#### [Given text]
## START

Differential debugging would be useful.  For example, can you try is to copy the file system image to a hardware, and see if you can reproduce the behavior using the same kernel build workload?   What if you copy to the file system image to a USB attached SSD, and see if you can reproduce the behavior?   What you attach the USB attached SSD, and use a freshly formatted ext4 file system?   Does it reproduce then?   If the file system is nearly full, what if you delete a lot of unused space, to provide a lot more free space, and see if it reproduces then?
Comment 4 Ivan Ivanich 2023-10-02 15:55:08 UTC
(In reply to Theodore Tso from comment #3)
> What sort of information can you give about the ext4 file system where this
> is happening?  How much free space is there?   Can you run "df" and
> "dumpe2fs -h" on the system so we can see which file system features were
> enabled?   Also, can you specify the kind of the block device?
> 
> Differential debugging would be useful.  For example, can you try is to copy
> the file system image to a hardware, and see if you can reproduce the
> behavior using the same kernel build workload?   What if you copy to the
> file system image to a USB attached SSD, and see if you can reproduce the
> behavior?   What you attach the USB attached SSD, and use a freshly
> formatted ext4 file system?   Does it reproduce then?   If the file system
> is nearly full, what if you delete a lot of unused space, to provide a lot
> more free space, and see if it reproduces then?

mount |grep sdb2
/dev/sdb2 on /mnt/sdb2 type ext4 (rw,relatime,stripe=32752)

df /mnt/sdb2/
Filesystem      1K-blocks       Used Available Use% Mounted on
/dev/sdb2      2667140496 2125391752 539022500  80% /mnt/sdb2


dumpe2fs -h /dev/sdb2
dumpe2fs 1.47.0 (5-Feb-2023)
Filesystem volume name:   <none>
Last mounted on:          /mnt/sdb2
Filesystem UUID:          3bd82ee7-f08a-4a23-8e50-2df3786b0858
Filesystem magic number:  0xEF53
Filesystem revision #:    1 (dynamic)
Filesystem features:      has_journal ext_attr resize_inode dir_index filetype needs_recovery extent flex_bg sparse_super large_file huge_file uninit_bg dir_nlink extra_isize
Filesystem flags:         signed_directory_hash 
Default mount options:    user_xattr acl
Filesystem state:         clean
Errors behavior:          Continue
Filesystem OS type:       Linux
Inode count:              169369600
Block count:              677467392
Reserved block count:     677465
Overhead clusters:        10682268
Free blocks:              135437186
Free inodes:              168057645
First block:              0
Block size:               4096
Fragment size:            4096
Reserved GDT blocks:      862
Blocks per group:         32768
Fragments per group:      32768
Inodes per group:         8192
Inode blocks per group:   512
RAID stride:              32752
Flex block group size:    16
Filesystem created:       Wed Jun 25 13:10:17 2014
Last mount time:          Mon Oct  2 18:46:12 2023
Last write time:          Mon Oct  2 18:46:12 2023
Mount count:              23
Maximum mount count:      -1
Last checked:             Thu Sep 28 14:37:21 2023
Check interval:           0 (<none>)

## END

#### [Given records]

## START

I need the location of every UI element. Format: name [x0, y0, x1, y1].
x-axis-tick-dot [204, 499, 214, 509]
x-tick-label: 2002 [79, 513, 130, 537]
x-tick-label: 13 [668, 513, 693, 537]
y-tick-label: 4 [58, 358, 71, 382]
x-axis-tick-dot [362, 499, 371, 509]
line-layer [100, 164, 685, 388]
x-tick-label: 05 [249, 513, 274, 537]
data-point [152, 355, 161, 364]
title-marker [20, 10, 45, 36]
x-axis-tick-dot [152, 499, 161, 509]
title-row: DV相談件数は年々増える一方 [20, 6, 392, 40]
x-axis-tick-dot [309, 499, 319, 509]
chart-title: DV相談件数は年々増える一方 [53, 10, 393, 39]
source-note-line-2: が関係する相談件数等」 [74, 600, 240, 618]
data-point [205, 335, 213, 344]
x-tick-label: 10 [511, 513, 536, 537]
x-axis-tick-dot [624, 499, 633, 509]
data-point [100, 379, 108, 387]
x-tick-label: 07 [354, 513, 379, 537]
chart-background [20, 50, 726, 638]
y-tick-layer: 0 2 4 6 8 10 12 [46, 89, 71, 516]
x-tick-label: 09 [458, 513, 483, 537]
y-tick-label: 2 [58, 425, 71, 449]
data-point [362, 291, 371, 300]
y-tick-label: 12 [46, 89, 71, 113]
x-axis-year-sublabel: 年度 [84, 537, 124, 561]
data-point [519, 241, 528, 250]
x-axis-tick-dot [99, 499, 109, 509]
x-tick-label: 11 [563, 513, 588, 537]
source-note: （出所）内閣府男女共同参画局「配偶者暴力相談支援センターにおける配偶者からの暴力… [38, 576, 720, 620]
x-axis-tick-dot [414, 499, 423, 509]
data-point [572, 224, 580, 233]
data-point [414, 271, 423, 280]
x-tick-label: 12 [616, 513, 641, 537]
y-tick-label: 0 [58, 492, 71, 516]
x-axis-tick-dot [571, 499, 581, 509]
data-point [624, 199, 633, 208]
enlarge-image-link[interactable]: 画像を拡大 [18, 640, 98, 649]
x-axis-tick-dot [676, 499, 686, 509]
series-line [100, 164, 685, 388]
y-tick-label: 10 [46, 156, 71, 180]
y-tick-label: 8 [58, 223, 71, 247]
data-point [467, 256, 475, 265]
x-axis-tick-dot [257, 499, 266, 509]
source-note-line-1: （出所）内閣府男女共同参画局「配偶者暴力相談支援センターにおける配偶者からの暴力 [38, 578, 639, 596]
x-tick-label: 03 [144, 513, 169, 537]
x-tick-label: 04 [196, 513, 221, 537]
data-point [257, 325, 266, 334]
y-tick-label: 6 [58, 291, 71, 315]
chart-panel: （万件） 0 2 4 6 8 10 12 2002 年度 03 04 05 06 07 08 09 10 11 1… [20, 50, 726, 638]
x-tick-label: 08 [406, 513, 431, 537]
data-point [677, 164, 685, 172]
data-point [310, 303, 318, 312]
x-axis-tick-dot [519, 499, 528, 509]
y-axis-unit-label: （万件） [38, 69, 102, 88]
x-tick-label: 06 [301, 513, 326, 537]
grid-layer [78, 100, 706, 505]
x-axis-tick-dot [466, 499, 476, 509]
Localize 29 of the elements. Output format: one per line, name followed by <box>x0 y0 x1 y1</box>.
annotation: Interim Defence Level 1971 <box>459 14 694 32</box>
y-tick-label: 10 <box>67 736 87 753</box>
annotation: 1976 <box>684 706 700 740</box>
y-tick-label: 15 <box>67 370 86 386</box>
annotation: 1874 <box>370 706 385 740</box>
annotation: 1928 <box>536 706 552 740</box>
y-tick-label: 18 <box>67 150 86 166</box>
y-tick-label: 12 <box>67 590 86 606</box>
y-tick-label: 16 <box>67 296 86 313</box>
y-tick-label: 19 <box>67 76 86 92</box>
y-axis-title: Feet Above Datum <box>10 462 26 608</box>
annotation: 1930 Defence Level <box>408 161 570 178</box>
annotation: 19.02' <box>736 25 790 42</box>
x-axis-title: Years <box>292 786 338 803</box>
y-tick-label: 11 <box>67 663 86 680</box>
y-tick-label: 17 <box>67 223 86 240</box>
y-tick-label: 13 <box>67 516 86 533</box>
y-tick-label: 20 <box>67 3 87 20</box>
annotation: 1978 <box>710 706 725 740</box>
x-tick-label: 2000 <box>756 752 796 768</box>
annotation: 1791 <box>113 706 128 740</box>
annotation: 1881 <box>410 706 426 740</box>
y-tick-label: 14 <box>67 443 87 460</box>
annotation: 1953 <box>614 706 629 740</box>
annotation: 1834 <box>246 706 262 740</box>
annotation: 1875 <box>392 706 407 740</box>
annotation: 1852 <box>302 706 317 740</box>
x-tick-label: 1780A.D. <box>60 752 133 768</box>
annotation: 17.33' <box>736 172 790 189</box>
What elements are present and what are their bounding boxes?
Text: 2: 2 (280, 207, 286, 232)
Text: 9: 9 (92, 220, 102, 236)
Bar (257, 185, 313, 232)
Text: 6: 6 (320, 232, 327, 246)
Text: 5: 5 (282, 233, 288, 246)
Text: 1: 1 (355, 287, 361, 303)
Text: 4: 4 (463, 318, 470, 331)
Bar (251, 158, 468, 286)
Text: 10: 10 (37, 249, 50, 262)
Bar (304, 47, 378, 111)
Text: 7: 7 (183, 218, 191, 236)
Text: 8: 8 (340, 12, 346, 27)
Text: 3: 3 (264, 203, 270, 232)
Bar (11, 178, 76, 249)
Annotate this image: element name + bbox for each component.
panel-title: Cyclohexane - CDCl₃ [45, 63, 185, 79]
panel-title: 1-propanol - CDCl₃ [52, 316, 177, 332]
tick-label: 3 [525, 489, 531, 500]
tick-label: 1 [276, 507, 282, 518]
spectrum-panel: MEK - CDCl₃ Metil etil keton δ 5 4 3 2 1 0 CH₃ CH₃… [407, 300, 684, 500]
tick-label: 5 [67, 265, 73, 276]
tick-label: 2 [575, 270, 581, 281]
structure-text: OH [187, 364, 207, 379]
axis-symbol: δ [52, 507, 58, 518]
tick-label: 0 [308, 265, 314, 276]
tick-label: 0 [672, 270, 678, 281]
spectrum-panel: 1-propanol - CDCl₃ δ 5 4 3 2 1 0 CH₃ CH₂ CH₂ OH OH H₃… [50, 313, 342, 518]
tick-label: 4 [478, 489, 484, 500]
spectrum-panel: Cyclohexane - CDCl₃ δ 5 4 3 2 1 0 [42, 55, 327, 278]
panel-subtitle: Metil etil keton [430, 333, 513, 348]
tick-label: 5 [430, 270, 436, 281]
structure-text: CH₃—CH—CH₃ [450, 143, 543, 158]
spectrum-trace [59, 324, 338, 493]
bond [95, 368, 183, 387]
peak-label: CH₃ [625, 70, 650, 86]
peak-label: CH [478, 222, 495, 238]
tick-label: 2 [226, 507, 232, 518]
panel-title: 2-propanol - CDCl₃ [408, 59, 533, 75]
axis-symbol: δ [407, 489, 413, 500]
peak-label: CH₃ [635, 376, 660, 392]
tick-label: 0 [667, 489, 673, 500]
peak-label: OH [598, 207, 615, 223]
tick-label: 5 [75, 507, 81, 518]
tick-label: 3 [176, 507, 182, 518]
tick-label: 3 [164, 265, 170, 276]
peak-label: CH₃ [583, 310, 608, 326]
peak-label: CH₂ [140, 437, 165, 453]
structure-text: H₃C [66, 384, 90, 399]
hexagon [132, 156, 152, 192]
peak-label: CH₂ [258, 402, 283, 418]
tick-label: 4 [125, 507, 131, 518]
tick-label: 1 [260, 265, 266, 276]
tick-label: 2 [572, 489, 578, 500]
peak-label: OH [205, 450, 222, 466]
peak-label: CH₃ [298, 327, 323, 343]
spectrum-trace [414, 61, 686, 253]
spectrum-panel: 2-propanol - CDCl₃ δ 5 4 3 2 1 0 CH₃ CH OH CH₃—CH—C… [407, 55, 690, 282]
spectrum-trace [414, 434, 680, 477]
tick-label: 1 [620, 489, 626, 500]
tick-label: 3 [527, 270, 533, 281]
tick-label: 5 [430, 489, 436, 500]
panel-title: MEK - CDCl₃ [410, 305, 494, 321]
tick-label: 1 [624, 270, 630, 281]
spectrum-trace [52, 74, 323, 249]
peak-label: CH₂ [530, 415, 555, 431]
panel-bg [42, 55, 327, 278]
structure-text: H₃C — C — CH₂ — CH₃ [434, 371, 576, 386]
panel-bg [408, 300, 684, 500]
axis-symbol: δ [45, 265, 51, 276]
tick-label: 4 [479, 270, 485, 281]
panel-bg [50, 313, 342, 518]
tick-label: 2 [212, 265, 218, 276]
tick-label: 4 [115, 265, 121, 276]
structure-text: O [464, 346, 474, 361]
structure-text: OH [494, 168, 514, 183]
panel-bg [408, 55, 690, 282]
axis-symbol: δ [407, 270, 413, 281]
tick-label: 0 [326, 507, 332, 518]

## END

#### [Required tasks]
• a. According to the df output in the ext4 debugging thread, what percentage of /dev/sdb2 is in use?
• b. Write out the ext4 debugging thread word for word from "df /mnt/sdb2/" up to and including "dumpe2fs 1.47.0 (5-Feb-2023)".

#### [The answers]
• a. 80%

• b.
df /mnt/sdb2/
Filesystem      1K-blocks       Used Available Use% Mounted on
/dev/sdb2      2667140496 2125391752 539022500  80% /mnt/sdb2


dumpe2fs -h /dev/sdb2
dumpe2fs 1.47.0 (5-Feb-2023)